## The task
How many lines of the material below contain the string "deductions"? Answer with the number and nothing else.
++++ Data to use
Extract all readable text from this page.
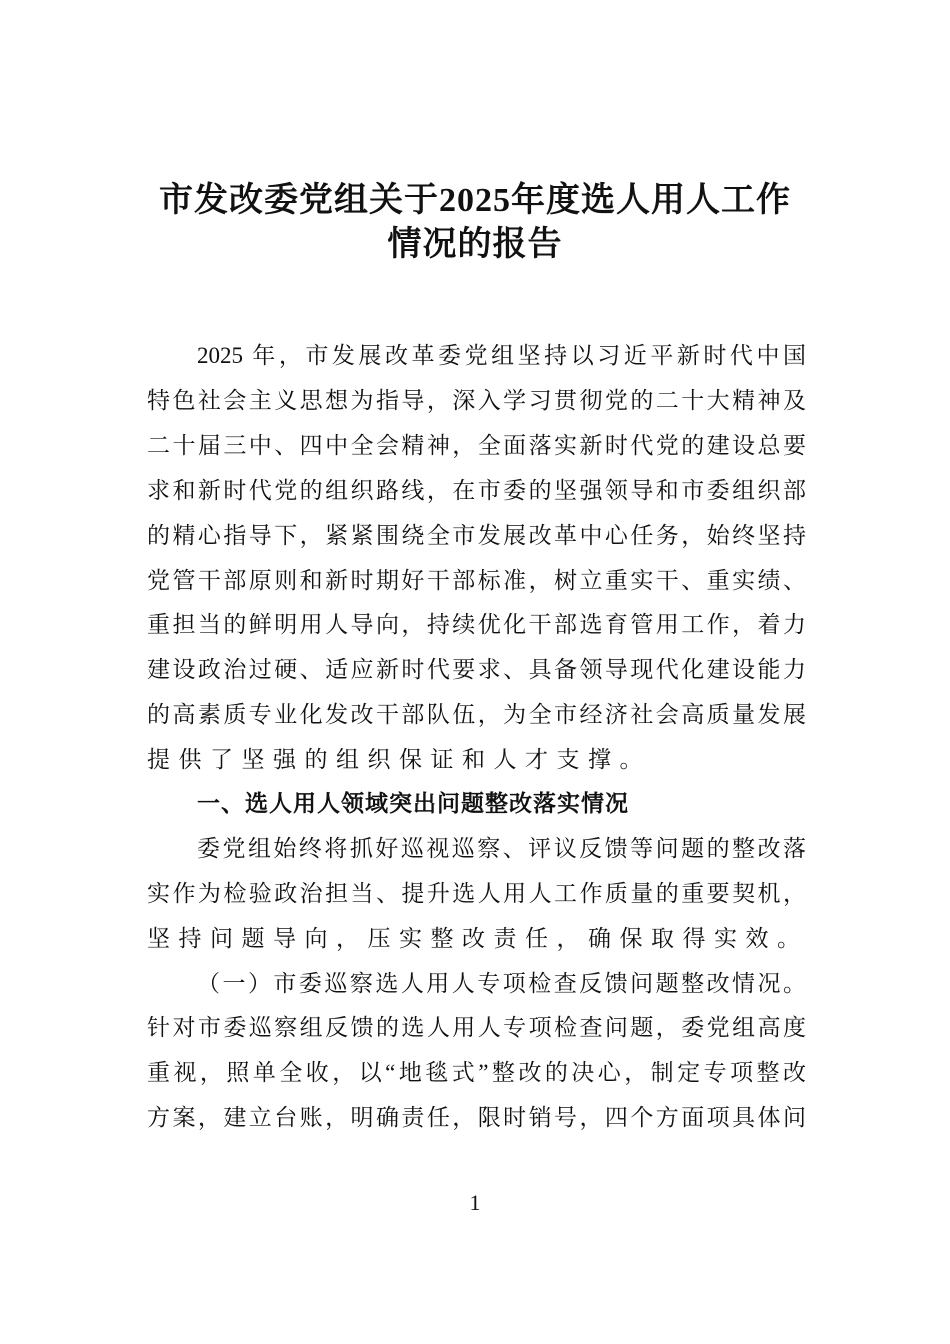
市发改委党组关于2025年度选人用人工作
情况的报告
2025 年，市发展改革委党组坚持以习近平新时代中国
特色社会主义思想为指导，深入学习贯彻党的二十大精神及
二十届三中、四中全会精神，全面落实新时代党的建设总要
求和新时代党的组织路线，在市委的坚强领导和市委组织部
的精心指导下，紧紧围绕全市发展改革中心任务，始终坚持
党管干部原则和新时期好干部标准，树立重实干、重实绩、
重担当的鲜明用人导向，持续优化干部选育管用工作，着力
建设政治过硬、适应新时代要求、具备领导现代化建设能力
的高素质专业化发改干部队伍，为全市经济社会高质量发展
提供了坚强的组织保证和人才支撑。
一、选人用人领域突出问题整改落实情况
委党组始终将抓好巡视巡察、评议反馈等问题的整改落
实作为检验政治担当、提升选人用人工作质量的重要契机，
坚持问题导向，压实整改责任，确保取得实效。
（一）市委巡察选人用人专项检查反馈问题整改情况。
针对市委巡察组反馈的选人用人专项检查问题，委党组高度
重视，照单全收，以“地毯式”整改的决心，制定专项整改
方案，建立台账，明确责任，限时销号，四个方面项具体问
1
++++++++
++++ Data to use
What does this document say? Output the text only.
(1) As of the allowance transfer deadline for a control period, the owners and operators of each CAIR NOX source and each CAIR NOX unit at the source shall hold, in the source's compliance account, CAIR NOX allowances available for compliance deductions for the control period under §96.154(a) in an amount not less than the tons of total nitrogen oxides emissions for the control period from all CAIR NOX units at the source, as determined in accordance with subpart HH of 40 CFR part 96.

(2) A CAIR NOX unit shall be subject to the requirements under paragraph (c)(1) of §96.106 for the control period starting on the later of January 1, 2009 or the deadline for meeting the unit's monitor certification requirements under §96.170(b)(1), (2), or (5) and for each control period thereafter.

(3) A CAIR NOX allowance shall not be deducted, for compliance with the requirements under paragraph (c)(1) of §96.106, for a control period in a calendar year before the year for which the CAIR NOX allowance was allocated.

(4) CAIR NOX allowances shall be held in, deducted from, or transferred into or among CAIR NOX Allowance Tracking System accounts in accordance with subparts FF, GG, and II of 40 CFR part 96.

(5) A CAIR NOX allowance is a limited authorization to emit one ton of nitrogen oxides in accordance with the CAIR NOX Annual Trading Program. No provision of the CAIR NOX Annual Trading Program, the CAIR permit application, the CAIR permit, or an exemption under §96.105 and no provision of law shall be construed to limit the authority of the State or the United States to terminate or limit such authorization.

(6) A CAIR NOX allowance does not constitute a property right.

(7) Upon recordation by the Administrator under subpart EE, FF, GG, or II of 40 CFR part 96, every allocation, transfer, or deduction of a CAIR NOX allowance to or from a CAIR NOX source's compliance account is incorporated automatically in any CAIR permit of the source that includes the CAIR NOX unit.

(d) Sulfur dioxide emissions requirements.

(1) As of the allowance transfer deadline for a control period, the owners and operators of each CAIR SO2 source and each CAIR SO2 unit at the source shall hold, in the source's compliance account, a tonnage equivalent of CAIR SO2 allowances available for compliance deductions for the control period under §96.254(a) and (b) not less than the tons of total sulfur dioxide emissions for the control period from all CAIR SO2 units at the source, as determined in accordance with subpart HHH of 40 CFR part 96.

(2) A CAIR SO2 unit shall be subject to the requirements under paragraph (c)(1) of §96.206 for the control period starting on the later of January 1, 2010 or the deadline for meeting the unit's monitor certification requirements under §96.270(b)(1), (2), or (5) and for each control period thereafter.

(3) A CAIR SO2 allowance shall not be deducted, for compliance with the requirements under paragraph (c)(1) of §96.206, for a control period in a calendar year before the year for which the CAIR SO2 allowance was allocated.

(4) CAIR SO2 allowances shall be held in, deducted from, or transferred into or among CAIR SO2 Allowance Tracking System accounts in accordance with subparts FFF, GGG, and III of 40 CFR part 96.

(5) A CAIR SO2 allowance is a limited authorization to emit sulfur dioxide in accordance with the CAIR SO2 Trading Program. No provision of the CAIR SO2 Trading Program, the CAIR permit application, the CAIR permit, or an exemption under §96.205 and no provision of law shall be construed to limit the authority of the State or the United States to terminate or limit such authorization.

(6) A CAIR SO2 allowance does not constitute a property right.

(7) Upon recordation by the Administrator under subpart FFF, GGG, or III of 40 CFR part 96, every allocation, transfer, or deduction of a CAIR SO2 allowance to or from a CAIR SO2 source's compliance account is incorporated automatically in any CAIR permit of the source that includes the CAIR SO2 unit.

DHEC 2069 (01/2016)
++++++++
++++ Data to use
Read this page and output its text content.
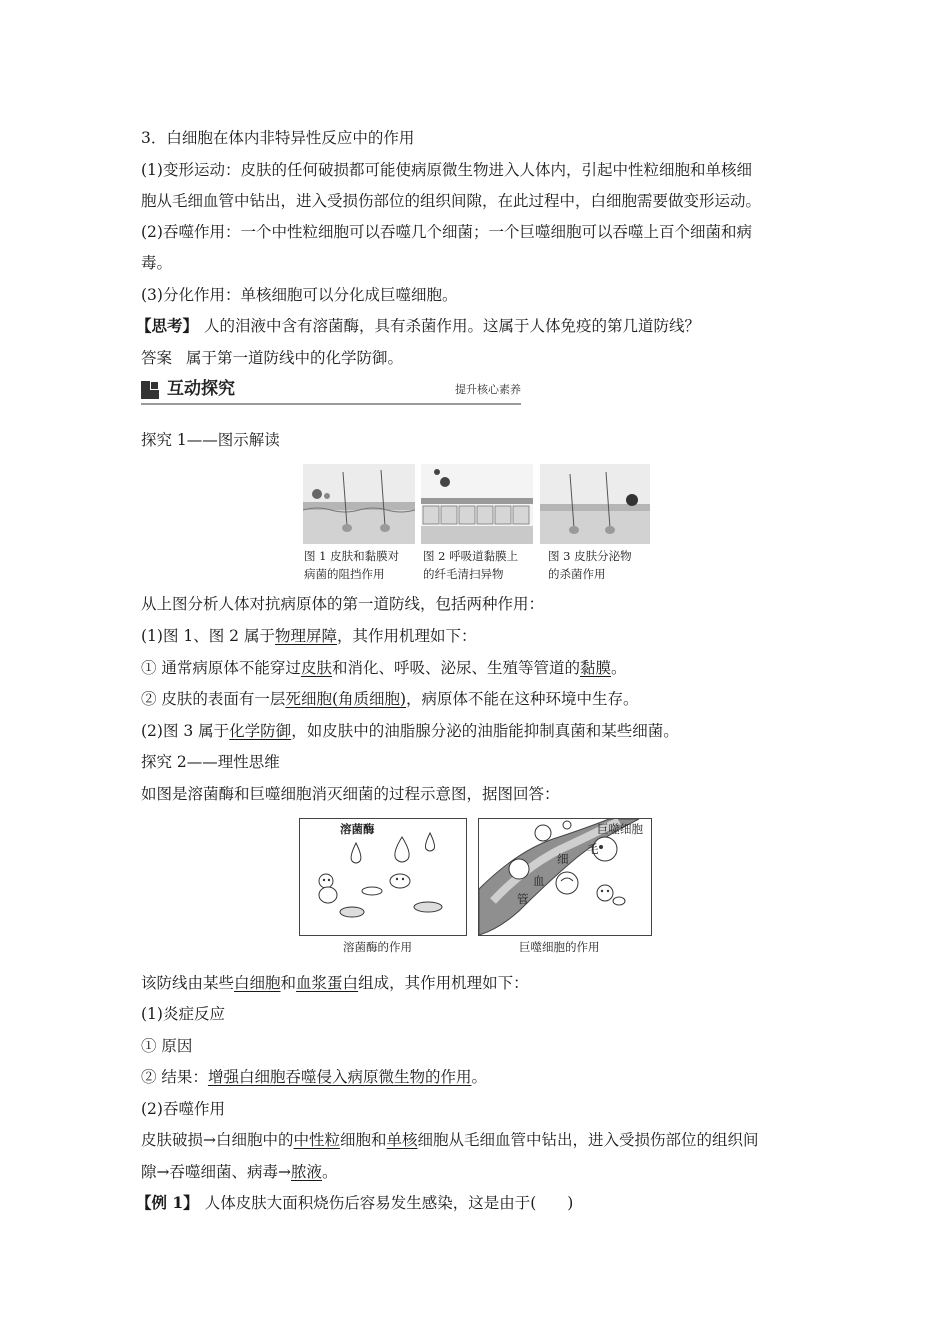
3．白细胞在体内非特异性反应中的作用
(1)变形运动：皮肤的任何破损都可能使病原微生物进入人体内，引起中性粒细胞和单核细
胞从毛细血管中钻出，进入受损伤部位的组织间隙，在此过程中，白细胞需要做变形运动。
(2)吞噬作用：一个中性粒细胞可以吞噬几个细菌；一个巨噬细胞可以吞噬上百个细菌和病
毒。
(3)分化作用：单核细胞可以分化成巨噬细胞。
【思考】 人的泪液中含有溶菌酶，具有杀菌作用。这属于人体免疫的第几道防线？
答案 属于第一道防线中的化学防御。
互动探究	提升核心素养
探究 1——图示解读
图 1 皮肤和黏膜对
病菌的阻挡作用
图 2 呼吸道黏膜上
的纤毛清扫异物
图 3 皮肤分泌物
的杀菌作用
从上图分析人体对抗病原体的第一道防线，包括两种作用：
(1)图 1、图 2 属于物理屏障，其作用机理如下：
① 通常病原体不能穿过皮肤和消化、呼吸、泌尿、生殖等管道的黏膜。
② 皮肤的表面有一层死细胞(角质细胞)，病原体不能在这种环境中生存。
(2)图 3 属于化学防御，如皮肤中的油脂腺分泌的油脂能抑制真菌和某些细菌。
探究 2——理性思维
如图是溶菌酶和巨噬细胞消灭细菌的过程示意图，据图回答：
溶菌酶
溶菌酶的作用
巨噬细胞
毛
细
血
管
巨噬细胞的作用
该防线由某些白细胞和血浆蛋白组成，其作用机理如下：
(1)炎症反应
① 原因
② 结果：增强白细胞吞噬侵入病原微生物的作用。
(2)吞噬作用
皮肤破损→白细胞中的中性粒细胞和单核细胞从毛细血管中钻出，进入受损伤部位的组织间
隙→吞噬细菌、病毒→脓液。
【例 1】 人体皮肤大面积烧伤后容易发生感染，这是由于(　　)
++++++++
## Final answer
2